#### [Instruction]
Show every line in the records below that contains the word "Эксмо".

Saved data entries
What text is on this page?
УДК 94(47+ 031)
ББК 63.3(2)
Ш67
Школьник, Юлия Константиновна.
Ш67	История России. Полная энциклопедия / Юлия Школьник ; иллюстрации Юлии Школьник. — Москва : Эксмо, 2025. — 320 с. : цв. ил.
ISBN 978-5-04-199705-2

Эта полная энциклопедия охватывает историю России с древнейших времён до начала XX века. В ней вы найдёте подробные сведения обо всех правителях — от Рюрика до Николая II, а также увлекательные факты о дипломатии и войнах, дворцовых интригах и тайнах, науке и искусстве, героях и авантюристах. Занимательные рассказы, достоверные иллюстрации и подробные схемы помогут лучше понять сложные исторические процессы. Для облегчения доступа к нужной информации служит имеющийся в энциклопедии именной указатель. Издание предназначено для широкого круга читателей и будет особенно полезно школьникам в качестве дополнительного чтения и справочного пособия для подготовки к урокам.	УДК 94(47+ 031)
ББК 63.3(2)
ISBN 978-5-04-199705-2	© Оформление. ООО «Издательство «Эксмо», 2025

#### [Reply to the exercise]
Ш67	История России. Полная энциклопедия / Юлия Школьник ; иллюстрации Юлии Школьник. — Москва : Эксмо, 2025. — 320 с. : цв. ил.
ISBN 978-5-04-199705-2	© Оформление. ООО «Издательство «Эксмо», 2025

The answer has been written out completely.